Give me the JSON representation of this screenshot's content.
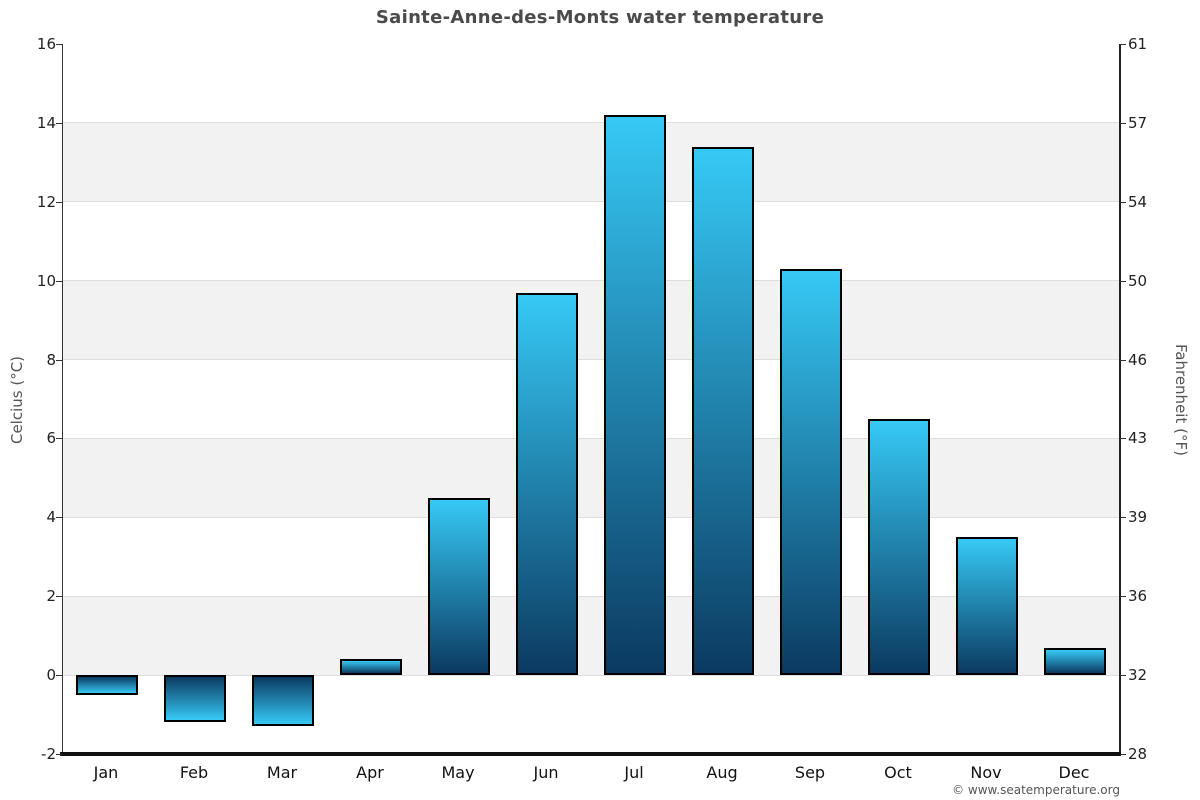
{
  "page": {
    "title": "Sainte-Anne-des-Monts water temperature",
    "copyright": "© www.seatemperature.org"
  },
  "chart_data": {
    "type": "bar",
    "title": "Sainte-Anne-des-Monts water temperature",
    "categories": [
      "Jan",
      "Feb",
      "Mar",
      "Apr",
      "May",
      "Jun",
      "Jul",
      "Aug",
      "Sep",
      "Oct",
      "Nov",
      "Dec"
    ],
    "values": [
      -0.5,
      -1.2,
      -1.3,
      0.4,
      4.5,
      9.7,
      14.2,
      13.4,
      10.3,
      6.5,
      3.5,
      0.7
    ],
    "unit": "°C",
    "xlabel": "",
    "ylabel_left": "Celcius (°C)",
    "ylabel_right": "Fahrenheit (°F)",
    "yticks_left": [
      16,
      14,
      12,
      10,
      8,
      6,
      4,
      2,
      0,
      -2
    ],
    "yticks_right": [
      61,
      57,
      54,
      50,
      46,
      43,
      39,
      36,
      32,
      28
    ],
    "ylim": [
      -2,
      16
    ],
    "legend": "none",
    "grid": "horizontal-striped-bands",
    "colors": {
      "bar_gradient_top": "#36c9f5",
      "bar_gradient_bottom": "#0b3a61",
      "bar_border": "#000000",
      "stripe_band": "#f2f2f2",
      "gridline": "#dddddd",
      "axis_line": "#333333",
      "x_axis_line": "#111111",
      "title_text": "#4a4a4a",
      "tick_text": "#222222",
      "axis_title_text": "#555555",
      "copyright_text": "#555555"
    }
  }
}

---

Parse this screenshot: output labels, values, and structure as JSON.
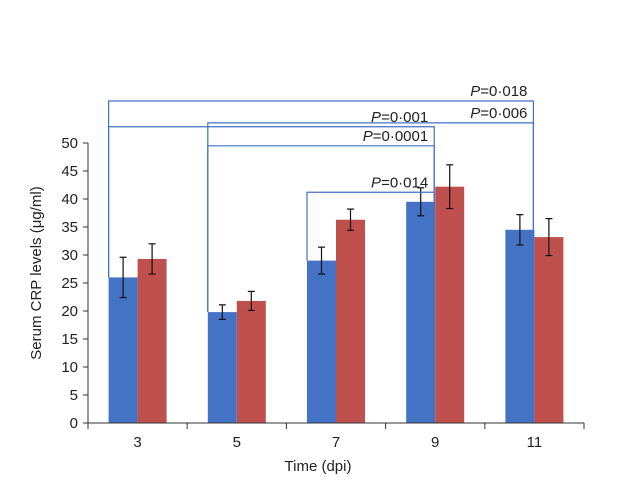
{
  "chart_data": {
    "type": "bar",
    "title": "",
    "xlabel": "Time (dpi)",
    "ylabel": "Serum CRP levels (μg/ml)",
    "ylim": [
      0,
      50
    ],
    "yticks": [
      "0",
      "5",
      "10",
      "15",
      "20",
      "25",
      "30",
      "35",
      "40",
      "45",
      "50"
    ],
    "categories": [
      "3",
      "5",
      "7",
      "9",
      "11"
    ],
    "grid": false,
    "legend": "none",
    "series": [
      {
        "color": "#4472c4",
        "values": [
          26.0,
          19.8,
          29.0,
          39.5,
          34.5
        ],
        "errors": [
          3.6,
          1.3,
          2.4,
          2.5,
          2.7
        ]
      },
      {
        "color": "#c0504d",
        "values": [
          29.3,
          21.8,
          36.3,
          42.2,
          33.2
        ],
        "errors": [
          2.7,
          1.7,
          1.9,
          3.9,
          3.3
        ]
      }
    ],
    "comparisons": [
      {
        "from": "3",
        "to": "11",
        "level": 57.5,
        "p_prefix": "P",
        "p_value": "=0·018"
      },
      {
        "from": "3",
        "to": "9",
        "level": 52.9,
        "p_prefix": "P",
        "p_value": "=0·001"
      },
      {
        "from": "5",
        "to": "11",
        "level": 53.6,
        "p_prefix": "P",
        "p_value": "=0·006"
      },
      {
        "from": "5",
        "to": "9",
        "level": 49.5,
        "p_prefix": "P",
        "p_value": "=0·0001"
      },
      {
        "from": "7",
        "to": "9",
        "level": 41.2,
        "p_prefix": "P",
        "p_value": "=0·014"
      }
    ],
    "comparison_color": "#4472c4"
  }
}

## Goal of the exercise
Search the preceding listing for "screenshot" and extract every line where it is found.

## Final answer
Give me the JSON representation of this screenshot's content.
Parse this screenshot: output labels, values, and structure as JSON.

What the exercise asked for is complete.